**Directive 1**
List every username that appears directly before the word "commented" in the comment thread.
**Directive 2**
Retype the part of the comment thread between "I am so sorry, I" and "Awesome article though!", inclusive, keeping every character as it appears.

**Selected text**
>>
I am so sorry, I realized what I was doing wrong already and that was my first comment ever with my GitHub so I would delete it if I even knew how. Awesome article though!

juliasilge commented 1 year ago

@ebrillcass Glad you got it working! 🙌

cujoisa commented 1 year ago

Just wanted to comment and say this was a lifesaver, thank you so much!

davidfoster24 commented 8 months ago

Hello, I came across your post and it has been very helpful in solving a challenge I am facing. However, I am looking to sort all facets in the same order, based on the frequency of the first facet. In your example above, it would be sorting all decades based on the prominence of names in the 1950s, in order to highlight the changes over time. Is this possible with the package described and/or others? Thanks!
<<
**Data lines**
>>
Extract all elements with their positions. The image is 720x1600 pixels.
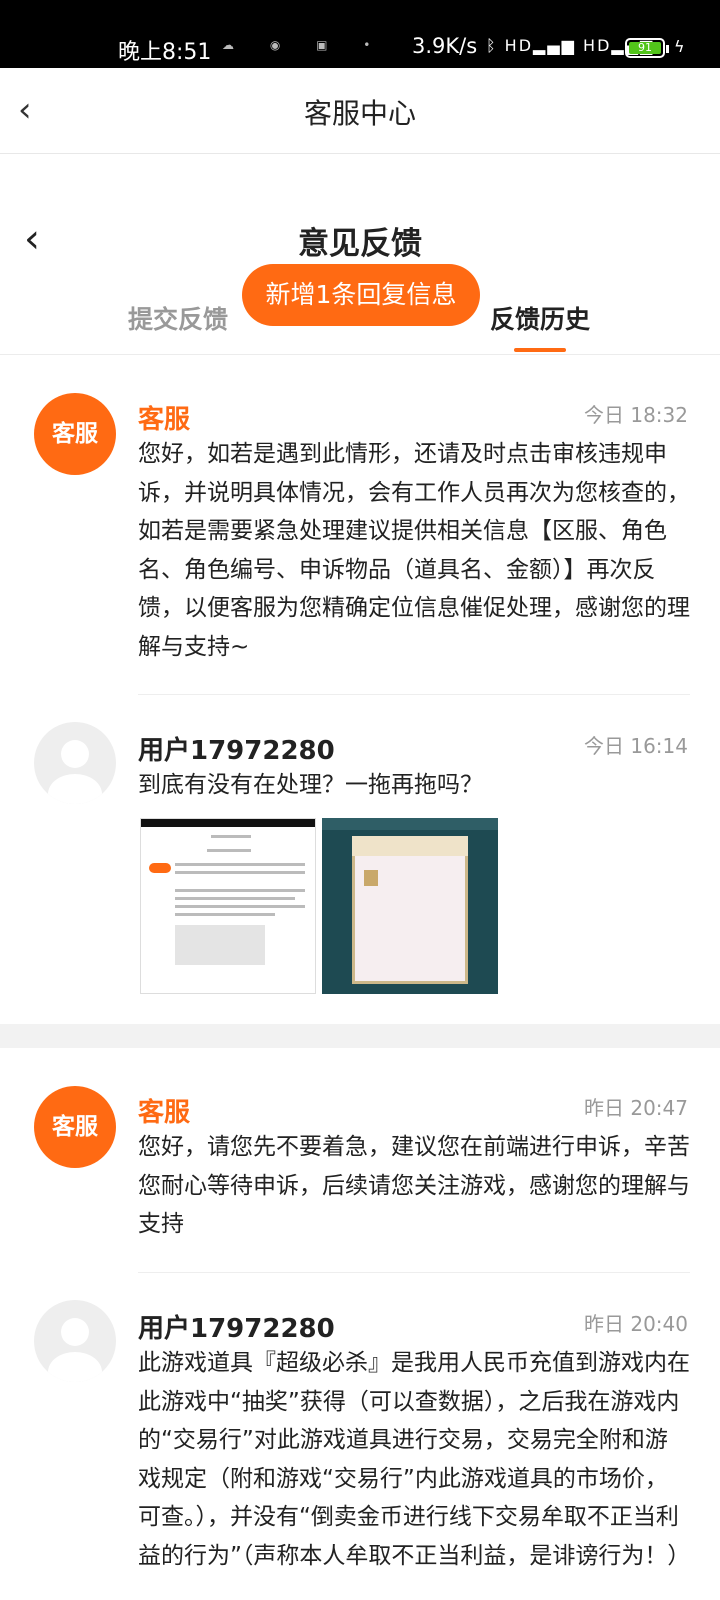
<<
**Correct answer 1**
juliasilge
cujoisa
davidfoster24

**Correct answer 2**
I am so sorry, I realized what I was doing wrong already and that was my first comment ever with my GitHub so I would delete it if I even knew how. Awesome article though!